_TO BE DONE_. Convert the data below into a JSON list of strings, one string per line and with blank lines omitted, starting at its first line and ending at the line that contains "x-tick-label: 1 bbox=[140, 375, 151, 396]", both included.

_INPUT_.
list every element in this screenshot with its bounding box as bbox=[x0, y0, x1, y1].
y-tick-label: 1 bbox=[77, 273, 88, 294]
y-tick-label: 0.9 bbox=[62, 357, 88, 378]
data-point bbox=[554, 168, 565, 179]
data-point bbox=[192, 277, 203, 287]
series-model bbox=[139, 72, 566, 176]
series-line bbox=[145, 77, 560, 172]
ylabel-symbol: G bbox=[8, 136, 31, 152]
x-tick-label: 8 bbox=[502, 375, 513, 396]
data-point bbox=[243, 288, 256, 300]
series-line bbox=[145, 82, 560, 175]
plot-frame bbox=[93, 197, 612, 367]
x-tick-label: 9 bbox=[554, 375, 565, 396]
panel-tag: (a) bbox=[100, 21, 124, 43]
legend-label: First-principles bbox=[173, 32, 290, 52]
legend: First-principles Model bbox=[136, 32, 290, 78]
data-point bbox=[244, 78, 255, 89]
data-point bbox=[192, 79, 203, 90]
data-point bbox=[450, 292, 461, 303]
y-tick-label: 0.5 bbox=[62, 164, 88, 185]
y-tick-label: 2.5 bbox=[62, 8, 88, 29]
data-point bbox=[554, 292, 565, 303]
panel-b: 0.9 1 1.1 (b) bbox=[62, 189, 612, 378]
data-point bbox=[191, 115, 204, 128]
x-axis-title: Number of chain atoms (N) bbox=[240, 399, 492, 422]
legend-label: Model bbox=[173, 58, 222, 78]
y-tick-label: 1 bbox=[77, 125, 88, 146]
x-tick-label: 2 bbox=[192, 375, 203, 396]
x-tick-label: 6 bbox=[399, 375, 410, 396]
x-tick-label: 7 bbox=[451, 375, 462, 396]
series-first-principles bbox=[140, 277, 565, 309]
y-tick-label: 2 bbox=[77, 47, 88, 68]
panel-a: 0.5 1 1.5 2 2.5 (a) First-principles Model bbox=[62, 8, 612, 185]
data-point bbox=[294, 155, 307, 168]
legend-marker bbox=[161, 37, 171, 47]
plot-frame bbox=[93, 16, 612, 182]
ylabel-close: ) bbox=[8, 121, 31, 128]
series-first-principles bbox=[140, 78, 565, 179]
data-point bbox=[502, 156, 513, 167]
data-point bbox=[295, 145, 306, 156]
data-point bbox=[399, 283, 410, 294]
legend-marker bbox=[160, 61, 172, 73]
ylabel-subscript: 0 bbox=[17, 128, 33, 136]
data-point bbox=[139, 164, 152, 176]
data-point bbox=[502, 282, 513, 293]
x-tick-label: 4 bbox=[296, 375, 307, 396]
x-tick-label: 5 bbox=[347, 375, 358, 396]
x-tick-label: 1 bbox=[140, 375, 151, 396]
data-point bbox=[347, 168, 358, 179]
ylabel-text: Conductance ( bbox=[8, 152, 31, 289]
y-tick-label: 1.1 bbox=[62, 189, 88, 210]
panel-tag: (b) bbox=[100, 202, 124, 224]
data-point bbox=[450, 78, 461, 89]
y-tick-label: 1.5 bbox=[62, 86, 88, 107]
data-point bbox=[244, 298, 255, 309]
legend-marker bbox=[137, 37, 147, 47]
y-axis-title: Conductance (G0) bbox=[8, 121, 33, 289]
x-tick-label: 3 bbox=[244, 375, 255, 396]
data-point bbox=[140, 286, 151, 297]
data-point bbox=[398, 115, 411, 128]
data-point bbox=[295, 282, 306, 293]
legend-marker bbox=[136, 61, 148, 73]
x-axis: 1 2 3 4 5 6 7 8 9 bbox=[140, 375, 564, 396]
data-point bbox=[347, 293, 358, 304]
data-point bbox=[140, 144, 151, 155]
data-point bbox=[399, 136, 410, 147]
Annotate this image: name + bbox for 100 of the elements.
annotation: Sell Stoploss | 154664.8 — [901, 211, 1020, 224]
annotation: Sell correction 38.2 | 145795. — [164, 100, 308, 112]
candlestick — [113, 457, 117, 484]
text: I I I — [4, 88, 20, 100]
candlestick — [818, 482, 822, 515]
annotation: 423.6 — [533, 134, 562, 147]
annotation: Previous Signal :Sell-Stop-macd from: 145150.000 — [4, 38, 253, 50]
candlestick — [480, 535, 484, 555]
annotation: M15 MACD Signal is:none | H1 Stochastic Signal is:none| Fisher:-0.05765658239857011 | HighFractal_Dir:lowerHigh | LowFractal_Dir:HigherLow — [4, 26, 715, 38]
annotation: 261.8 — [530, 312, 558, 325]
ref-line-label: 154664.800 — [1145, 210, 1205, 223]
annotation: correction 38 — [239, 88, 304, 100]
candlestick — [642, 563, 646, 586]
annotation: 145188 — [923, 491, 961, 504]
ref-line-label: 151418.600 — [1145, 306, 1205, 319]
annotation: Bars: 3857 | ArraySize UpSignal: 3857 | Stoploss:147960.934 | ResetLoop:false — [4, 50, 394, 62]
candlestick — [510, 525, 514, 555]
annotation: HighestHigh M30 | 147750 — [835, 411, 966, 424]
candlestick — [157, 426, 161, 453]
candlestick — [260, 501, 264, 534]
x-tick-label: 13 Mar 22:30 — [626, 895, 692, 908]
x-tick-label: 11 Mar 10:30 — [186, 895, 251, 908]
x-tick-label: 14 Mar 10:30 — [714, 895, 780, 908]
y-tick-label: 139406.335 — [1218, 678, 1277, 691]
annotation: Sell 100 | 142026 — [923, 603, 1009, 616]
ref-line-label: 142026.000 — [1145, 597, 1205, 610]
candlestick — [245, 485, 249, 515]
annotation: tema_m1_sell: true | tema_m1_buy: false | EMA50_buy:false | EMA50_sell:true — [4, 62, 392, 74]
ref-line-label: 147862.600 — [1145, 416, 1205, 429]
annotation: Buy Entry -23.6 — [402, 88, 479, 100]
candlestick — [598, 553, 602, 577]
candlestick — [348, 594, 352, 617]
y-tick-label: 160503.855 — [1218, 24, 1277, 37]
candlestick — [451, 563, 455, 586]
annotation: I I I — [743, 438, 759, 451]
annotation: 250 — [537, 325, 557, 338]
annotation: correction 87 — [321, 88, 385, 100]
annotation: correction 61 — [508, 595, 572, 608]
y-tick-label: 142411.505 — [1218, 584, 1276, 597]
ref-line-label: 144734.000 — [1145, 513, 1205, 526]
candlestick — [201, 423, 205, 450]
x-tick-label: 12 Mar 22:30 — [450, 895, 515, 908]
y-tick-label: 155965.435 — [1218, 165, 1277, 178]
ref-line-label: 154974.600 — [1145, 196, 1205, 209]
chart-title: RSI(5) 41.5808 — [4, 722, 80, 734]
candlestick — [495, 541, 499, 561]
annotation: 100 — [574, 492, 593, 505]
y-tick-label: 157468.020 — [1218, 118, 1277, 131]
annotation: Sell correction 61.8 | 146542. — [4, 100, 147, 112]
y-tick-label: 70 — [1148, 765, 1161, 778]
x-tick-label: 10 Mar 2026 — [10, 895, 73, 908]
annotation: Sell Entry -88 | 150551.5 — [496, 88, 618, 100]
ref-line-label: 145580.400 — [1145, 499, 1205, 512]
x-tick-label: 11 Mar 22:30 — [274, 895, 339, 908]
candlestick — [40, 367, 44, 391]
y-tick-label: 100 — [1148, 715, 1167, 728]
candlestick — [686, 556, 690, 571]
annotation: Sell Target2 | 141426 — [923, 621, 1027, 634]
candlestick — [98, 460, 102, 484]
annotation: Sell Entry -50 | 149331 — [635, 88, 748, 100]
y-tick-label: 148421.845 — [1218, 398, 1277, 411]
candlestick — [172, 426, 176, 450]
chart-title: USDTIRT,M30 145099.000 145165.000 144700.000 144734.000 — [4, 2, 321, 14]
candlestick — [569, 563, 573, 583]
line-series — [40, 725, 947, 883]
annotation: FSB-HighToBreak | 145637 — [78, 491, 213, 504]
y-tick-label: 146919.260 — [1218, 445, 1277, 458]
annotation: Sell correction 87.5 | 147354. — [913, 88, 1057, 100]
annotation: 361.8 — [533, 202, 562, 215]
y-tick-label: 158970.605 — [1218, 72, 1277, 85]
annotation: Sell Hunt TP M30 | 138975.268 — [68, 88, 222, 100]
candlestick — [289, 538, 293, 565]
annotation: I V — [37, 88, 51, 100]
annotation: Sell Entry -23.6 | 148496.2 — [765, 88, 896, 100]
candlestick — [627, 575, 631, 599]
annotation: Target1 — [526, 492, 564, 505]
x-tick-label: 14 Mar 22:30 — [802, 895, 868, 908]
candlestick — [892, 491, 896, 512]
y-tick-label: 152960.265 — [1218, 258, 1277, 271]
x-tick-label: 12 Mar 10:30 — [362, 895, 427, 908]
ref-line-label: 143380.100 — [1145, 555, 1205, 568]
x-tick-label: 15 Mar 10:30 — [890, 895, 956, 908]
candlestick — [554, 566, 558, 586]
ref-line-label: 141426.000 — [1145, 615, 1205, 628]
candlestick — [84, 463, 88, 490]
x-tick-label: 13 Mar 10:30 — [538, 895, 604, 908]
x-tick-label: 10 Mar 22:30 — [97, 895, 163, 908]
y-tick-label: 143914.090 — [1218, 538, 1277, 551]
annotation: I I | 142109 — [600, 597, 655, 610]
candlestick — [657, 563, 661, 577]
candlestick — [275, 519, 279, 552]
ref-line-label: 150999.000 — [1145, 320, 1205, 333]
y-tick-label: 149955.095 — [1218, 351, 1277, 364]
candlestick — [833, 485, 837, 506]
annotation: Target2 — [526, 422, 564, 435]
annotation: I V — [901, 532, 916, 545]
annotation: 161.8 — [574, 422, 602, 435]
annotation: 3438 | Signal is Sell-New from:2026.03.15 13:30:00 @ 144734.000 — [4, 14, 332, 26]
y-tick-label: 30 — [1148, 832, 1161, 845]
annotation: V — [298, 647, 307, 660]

_THE COMPLETED TASK_.
[
  "list every element in this screenshot with its bounding box as bbox=[x0, y0, x1, y1].",
  "y-tick-label: 1 bbox=[77, 273, 88, 294]",
  "y-tick-label: 0.9 bbox=[62, 357, 88, 378]",
  "data-point bbox=[554, 168, 565, 179]",
  "data-point bbox=[192, 277, 203, 287]",
  "series-model bbox=[139, 72, 566, 176]",
  "series-line bbox=[145, 77, 560, 172]",
  "ylabel-symbol: G bbox=[8, 136, 31, 152]",
  "x-tick-label: 8 bbox=[502, 375, 513, 396]",
  "data-point bbox=[243, 288, 256, 300]",
  "series-line bbox=[145, 82, 560, 175]",
  "plot-frame bbox=[93, 197, 612, 367]",
  "x-tick-label: 9 bbox=[554, 375, 565, 396]",
  "panel-tag: (a) bbox=[100, 21, 124, 43]",
  "legend-label: First-principles bbox=[173, 32, 290, 52]",
  "legend: First-principles Model bbox=[136, 32, 290, 78]",
  "data-point bbox=[244, 78, 255, 89]",
  "data-point bbox=[192, 79, 203, 90]",
  "data-point bbox=[450, 292, 461, 303]",
  "y-tick-label: 0.5 bbox=[62, 164, 88, 185]",
  "y-tick-label: 2.5 bbox=[62, 8, 88, 29]",
  "data-point bbox=[554, 292, 565, 303]",
  "panel-b: 0.9 1 1.1 (b) bbox=[62, 189, 612, 378]",
  "data-point bbox=[191, 115, 204, 128]",
  "x-axis-title: Number of chain atoms (N) bbox=[240, 399, 492, 422]",
  "legend-label: Model bbox=[173, 58, 222, 78]",
  "y-tick-label: 1 bbox=[77, 125, 88, 146]",
  "x-tick-label: 2 bbox=[192, 375, 203, 396]",
  "x-tick-label: 6 bbox=[399, 375, 410, 396]",
  "x-tick-label: 7 bbox=[451, 375, 462, 396]",
  "series-first-principles bbox=[140, 277, 565, 309]",
  "y-tick-label: 2 bbox=[77, 47, 88, 68]",
  "panel-a: 0.5 1 1.5 2 2.5 (a) First-principles Model bbox=[62, 8, 612, 185]",
  "data-point bbox=[294, 155, 307, 168]",
  "legend-marker bbox=[161, 37, 171, 47]",
  "plot-frame bbox=[93, 16, 612, 182]",
  "ylabel-close: ) bbox=[8, 121, 31, 128]",
  "series-first-principles bbox=[140, 78, 565, 179]",
  "data-point bbox=[502, 156, 513, 167]",
  "data-point bbox=[295, 145, 306, 156]",
  "data-point bbox=[399, 283, 410, 294]",
  "legend-marker bbox=[160, 61, 172, 73]",
  "ylabel-subscript: 0 bbox=[17, 128, 33, 136]",
  "data-point bbox=[139, 164, 152, 176]",
  "data-point bbox=[502, 282, 513, 293]",
  "x-tick-label: 4 bbox=[296, 375, 307, 396]",
  "x-tick-label: 5 bbox=[347, 375, 358, 396]",
  "x-tick-label: 1 bbox=[140, 375, 151, 396]"
]